— Start of Exercise input —

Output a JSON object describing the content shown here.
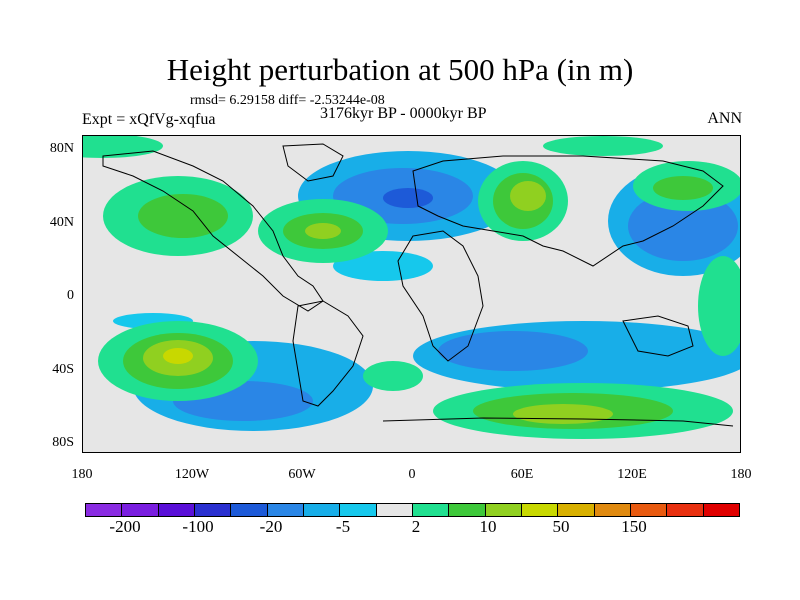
{
  "title": "Height perturbation at 500 hPa (in m)",
  "stats": "rmsd= 6.29158 diff= -2.53244e-08",
  "experiment": "Expt = xQfVg-xqfua",
  "period": "3176kyr BP - 0000kyr BP",
  "season": "ANN",
  "y_axis_labels": [
    "80N",
    "40N",
    "0",
    "40S",
    "80S"
  ],
  "x_axis_labels": [
    "180",
    "120W",
    "60W",
    "0",
    "60E",
    "120E",
    "180"
  ],
  "colorbar": {
    "labels": [
      "-200",
      "-100",
      "-20",
      "-5",
      "2",
      "10",
      "50",
      "150"
    ],
    "colors": [
      "#8a2be2",
      "#7a1ee0",
      "#5a10d8",
      "#2a30d0",
      "#1d5ad8",
      "#2a86e6",
      "#18aee8",
      "#16c8ec",
      "#e6e6e6",
      "#20e090",
      "#3ec83a",
      "#90d020",
      "#c8d800",
      "#d8b000",
      "#e08a10",
      "#e85a10",
      "#e83010",
      "#e00000"
    ]
  }
}
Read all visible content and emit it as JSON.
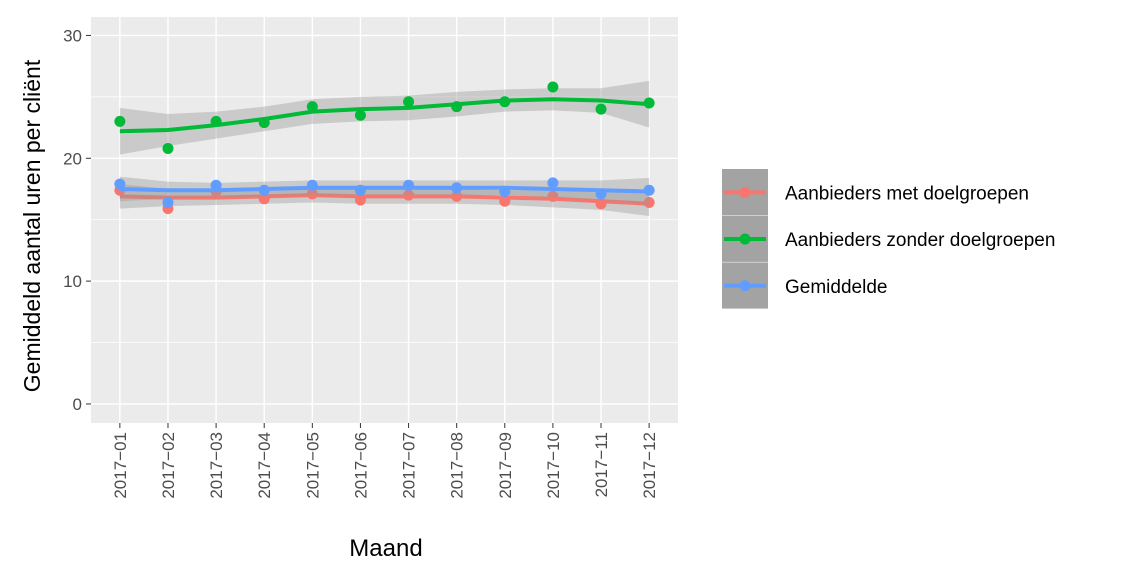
{
  "chart_data": {
    "type": "line",
    "x_label": "Maand",
    "y_label": "Gemiddeld aantal uren per cliënt",
    "categories": [
      "2017−01",
      "2017−02",
      "2017−03",
      "2017−04",
      "2017−05",
      "2017−06",
      "2017−07",
      "2017−08",
      "2017−09",
      "2017−10",
      "2017−11",
      "2017−12"
    ],
    "ylim": [
      -1.55,
      31.5
    ],
    "yticks": [
      0,
      10,
      20,
      30
    ],
    "grid": true,
    "legend": "right",
    "series": [
      {
        "name": "Aanbieders met doelgroepen",
        "color": "#F8766D",
        "values": [
          17.4,
          15.9,
          17.3,
          16.7,
          17.1,
          16.6,
          17.0,
          16.9,
          16.5,
          16.9,
          16.3,
          16.4
        ],
        "smooth": [
          16.9,
          16.8,
          16.8,
          16.9,
          17.0,
          16.9,
          16.9,
          16.9,
          16.8,
          16.7,
          16.5,
          16.3
        ],
        "lower": [
          15.9,
          16.1,
          16.2,
          16.3,
          16.4,
          16.3,
          16.3,
          16.3,
          16.2,
          16.0,
          15.8,
          15.3
        ],
        "upper": [
          17.9,
          17.5,
          17.4,
          17.5,
          17.6,
          17.5,
          17.5,
          17.5,
          17.4,
          17.4,
          17.2,
          17.3
        ]
      },
      {
        "name": "Aanbieders zonder doelgroepen",
        "color": "#00BA38",
        "values": [
          23.0,
          20.8,
          23.0,
          22.9,
          24.2,
          23.5,
          24.6,
          24.2,
          24.6,
          25.8,
          24.0,
          24.5
        ],
        "smooth": [
          22.2,
          22.3,
          22.7,
          23.2,
          23.8,
          24.0,
          24.1,
          24.4,
          24.7,
          24.8,
          24.7,
          24.4
        ],
        "lower": [
          20.3,
          21.0,
          21.6,
          22.2,
          22.8,
          23.0,
          23.1,
          23.4,
          23.8,
          23.9,
          23.7,
          22.5
        ],
        "upper": [
          24.1,
          23.6,
          23.8,
          24.2,
          24.8,
          25.0,
          25.1,
          25.4,
          25.6,
          25.7,
          25.7,
          26.3
        ]
      },
      {
        "name": "Gemiddelde",
        "color": "#619CFF",
        "values": [
          17.9,
          16.4,
          17.8,
          17.4,
          17.8,
          17.4,
          17.8,
          17.6,
          17.3,
          18.0,
          17.1,
          17.4
        ],
        "smooth": [
          17.5,
          17.4,
          17.4,
          17.5,
          17.6,
          17.6,
          17.6,
          17.6,
          17.6,
          17.5,
          17.4,
          17.3
        ],
        "lower": [
          16.5,
          16.7,
          16.8,
          16.9,
          17.0,
          17.0,
          17.0,
          17.0,
          17.0,
          16.8,
          16.6,
          16.2
        ],
        "upper": [
          18.5,
          18.1,
          18.0,
          18.1,
          18.2,
          18.2,
          18.2,
          18.2,
          18.2,
          18.2,
          18.2,
          18.4
        ]
      }
    ]
  }
}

— End of Exercise input —

§ Exercise objective
Give the data above again in full and unchanged, skipping the pictures.

§ Reply
Output a JSON object describing the content shown here.
{
  "title": "Height perturbation at 500 hPa (in m)",
  "stats": "rmsd= 6.29158 diff= -2.53244e-08",
  "experiment": "Expt = xQfVg-xqfua",
  "period": "3176kyr BP - 0000kyr BP",
  "season": "ANN",
  "y_axis_labels": [
    "80N",
    "40N",
    "0",
    "40S",
    "80S"
  ],
  "x_axis_labels": [
    "180",
    "120W",
    "60W",
    "0",
    "60E",
    "120E",
    "180"
  ],
  "colorbar": {
    "labels": [
      "-200",
      "-100",
      "-20",
      "-5",
      "2",
      "10",
      "50",
      "150"
    ],
    "colors": [
      "#8a2be2",
      "#7a1ee0",
      "#5a10d8",
      "#2a30d0",
      "#1d5ad8",
      "#2a86e6",
      "#18aee8",
      "#16c8ec",
      "#e6e6e6",
      "#20e090",
      "#3ec83a",
      "#90d020",
      "#c8d800",
      "#d8b000",
      "#e08a10",
      "#e85a10",
      "#e83010",
      "#e00000"
    ]
  }
}
Read all visible content and emit it as JSON.
{
  "chart_data": {
    "type": "line",
    "x_label": "Maand",
    "y_label": "Gemiddeld aantal uren per cliënt",
    "categories": [
      "2017−01",
      "2017−02",
      "2017−03",
      "2017−04",
      "2017−05",
      "2017−06",
      "2017−07",
      "2017−08",
      "2017−09",
      "2017−10",
      "2017−11",
      "2017−12"
    ],
    "ylim": [
      -1.55,
      31.5
    ],
    "yticks": [
      0,
      10,
      20,
      30
    ],
    "grid": true,
    "legend": "right",
    "series": [
      {
        "name": "Aanbieders met doelgroepen",
        "color": "#F8766D",
        "values": [
          17.4,
          15.9,
          17.3,
          16.7,
          17.1,
          16.6,
          17.0,
          16.9,
          16.5,
          16.9,
          16.3,
          16.4
        ],
        "smooth": [
          16.9,
          16.8,
          16.8,
          16.9,
          17.0,
          16.9,
          16.9,
          16.9,
          16.8,
          16.7,
          16.5,
          16.3
        ],
        "lower": [
          15.9,
          16.1,
          16.2,
          16.3,
          16.4,
          16.3,
          16.3,
          16.3,
          16.2,
          16.0,
          15.8,
          15.3
        ],
        "upper": [
          17.9,
          17.5,
          17.4,
          17.5,
          17.6,
          17.5,
          17.5,
          17.5,
          17.4,
          17.4,
          17.2,
          17.3
        ]
      },
      {
        "name": "Aanbieders zonder doelgroepen",
        "color": "#00BA38",
        "values": [
          23.0,
          20.8,
          23.0,
          22.9,
          24.2,
          23.5,
          24.6,
          24.2,
          24.6,
          25.8,
          24.0,
          24.5
        ],
        "smooth": [
          22.2,
          22.3,
          22.7,
          23.2,
          23.8,
          24.0,
          24.1,
          24.4,
          24.7,
          24.8,
          24.7,
          24.4
        ],
        "lower": [
          20.3,
          21.0,
          21.6,
          22.2,
          22.8,
          23.0,
          23.1,
          23.4,
          23.8,
          23.9,
          23.7,
          22.5
        ],
        "upper": [
          24.1,
          23.6,
          23.8,
          24.2,
          24.8,
          25.0,
          25.1,
          25.4,
          25.6,
          25.7,
          25.7,
          26.3
        ]
      },
      {
        "name": "Gemiddelde",
        "color": "#619CFF",
        "values": [
          17.9,
          16.4,
          17.8,
          17.4,
          17.8,
          17.4,
          17.8,
          17.6,
          17.3,
          18.0,
          17.1,
          17.4
        ],
        "smooth": [
          17.5,
          17.4,
          17.4,
          17.5,
          17.6,
          17.6,
          17.6,
          17.6,
          17.6,
          17.5,
          17.4,
          17.3
        ],
        "lower": [
          16.5,
          16.7,
          16.8,
          16.9,
          17.0,
          17.0,
          17.0,
          17.0,
          17.0,
          16.8,
          16.6,
          16.2
        ],
        "upper": [
          18.5,
          18.1,
          18.0,
          18.1,
          18.2,
          18.2,
          18.2,
          18.2,
          18.2,
          18.2,
          18.2,
          18.4
        ]
      }
    ]
  }
}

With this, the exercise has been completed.